## Work required
Extract and list every line that contains the word "гражданина".

## Stored items
------------------------------------------------

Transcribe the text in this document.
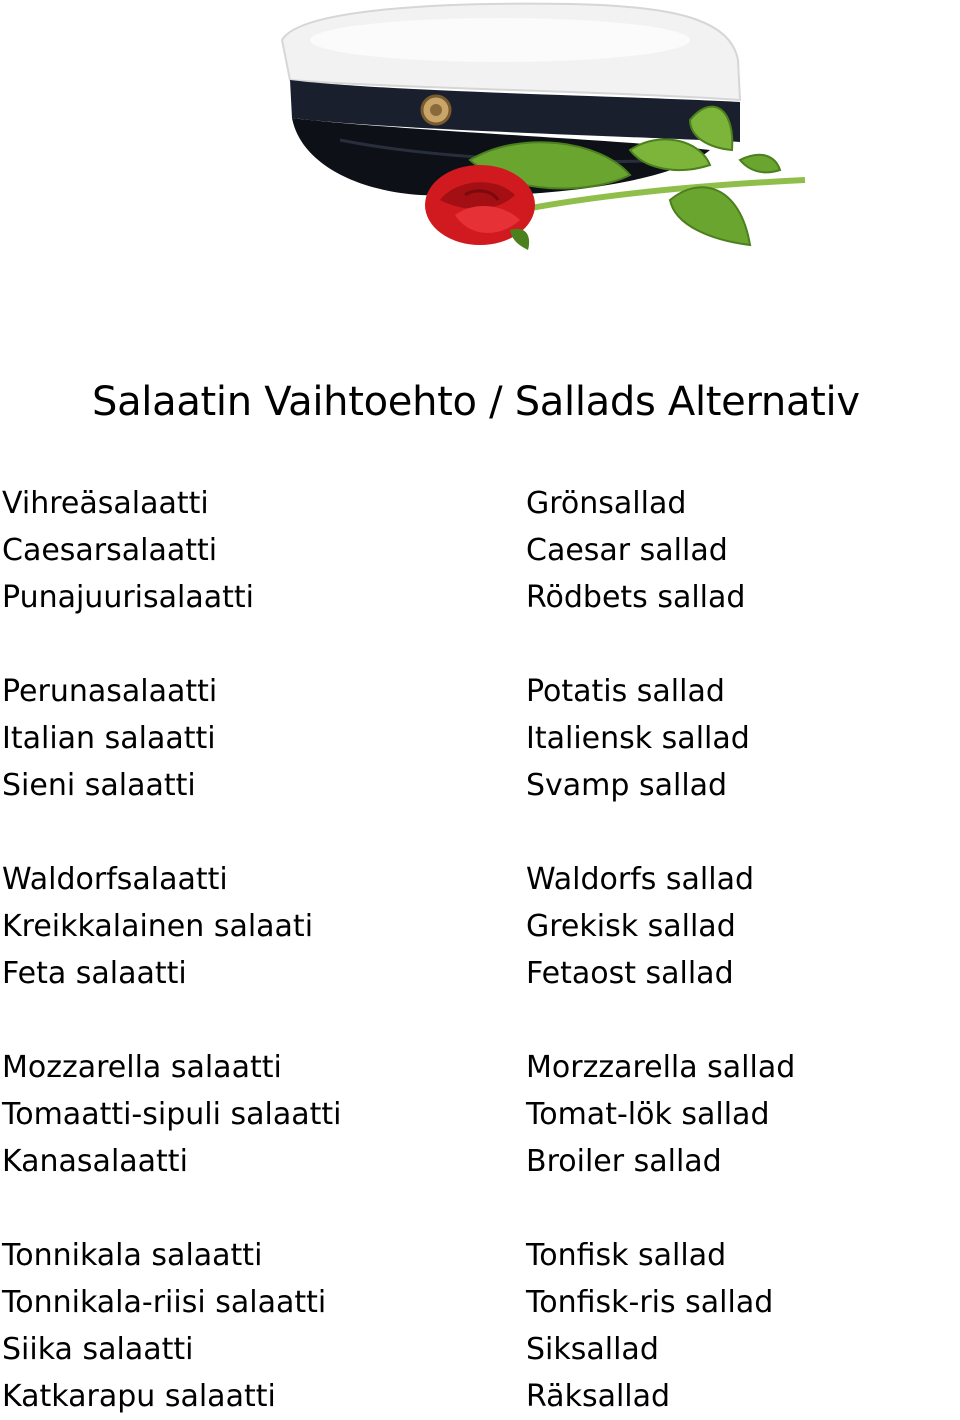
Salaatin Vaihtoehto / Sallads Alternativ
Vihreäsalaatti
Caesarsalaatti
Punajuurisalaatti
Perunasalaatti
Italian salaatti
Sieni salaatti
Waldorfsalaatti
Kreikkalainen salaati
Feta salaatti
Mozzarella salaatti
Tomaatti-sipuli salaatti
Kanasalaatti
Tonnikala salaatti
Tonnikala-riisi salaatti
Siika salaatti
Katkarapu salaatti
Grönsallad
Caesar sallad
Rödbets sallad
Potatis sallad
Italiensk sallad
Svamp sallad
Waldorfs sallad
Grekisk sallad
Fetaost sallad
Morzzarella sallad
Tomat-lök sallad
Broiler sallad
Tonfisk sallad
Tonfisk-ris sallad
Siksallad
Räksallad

------------------------------------------------

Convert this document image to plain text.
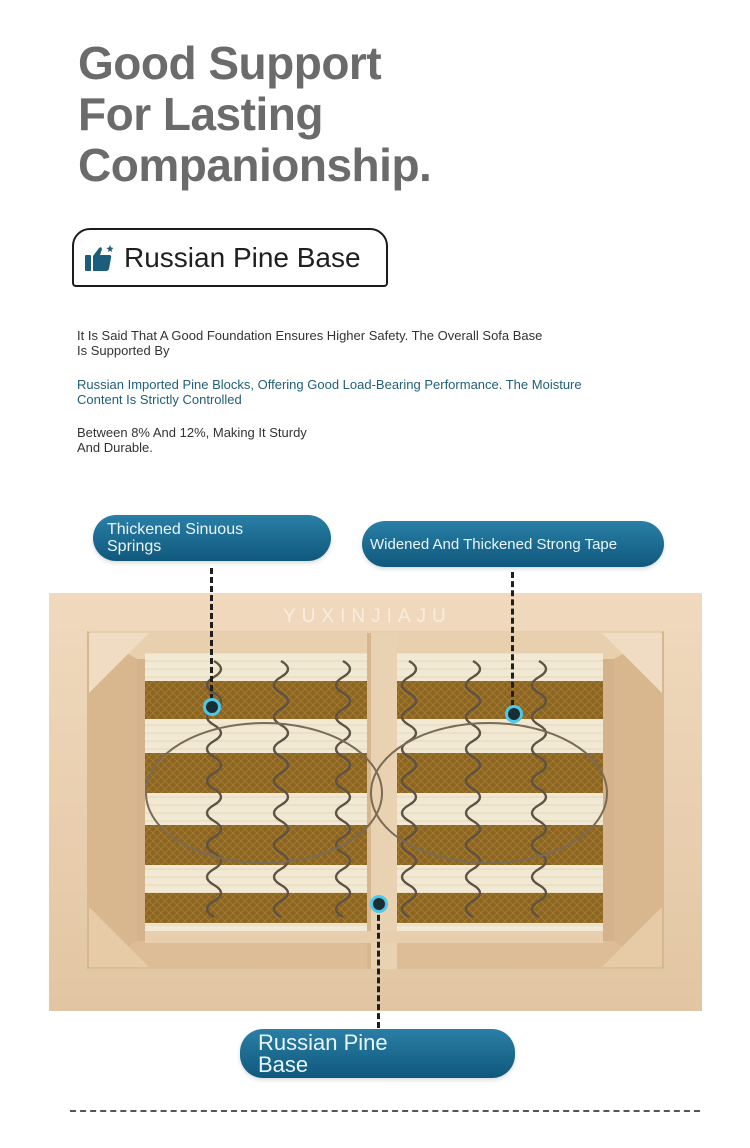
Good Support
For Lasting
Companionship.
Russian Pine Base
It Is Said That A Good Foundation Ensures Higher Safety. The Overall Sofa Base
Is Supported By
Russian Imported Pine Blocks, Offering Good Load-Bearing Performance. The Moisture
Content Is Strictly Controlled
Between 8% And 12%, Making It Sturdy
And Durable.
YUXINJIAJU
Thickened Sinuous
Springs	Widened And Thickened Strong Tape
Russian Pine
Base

------------------------------------------------

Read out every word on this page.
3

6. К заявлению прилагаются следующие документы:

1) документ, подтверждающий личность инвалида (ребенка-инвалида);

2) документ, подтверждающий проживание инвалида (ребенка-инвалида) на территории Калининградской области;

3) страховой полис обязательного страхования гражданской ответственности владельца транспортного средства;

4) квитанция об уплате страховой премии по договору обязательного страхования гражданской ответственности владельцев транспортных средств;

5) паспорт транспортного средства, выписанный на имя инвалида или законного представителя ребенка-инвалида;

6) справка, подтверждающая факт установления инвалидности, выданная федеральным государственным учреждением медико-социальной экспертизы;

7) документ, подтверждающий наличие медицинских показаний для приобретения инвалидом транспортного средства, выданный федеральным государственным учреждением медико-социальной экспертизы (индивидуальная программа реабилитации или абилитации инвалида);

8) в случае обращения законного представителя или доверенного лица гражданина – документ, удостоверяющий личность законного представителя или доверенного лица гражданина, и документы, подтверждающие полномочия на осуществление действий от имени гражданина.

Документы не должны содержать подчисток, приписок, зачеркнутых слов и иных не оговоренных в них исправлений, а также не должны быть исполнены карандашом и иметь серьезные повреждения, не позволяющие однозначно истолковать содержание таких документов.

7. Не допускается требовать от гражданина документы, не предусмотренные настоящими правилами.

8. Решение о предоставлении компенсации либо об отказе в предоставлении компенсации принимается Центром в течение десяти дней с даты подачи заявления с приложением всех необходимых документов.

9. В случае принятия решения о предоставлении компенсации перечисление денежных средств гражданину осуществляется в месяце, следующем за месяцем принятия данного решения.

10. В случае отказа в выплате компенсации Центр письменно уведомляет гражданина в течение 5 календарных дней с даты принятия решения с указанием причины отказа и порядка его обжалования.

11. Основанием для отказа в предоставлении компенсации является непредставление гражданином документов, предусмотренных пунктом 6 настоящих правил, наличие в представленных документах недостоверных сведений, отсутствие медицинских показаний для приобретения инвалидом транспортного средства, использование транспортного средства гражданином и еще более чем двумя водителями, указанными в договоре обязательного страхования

------------------------------------------------

## Task solution
8) в случае обращения законного представителя или доверенного лица гражданина – документ, удостоверяющий личность законного представителя или доверенного лица гражданина, и документы, подтверждающие полномочия на осуществление действий от имени гражданина.
7. Не допускается требовать от гражданина документы, не предусмотренные настоящими правилами.
10. В случае отказа в выплате компенсации Центр письменно уведомляет гражданина в течение 5 календарных дней с даты принятия решения с указанием причины отказа и порядка его обжалования.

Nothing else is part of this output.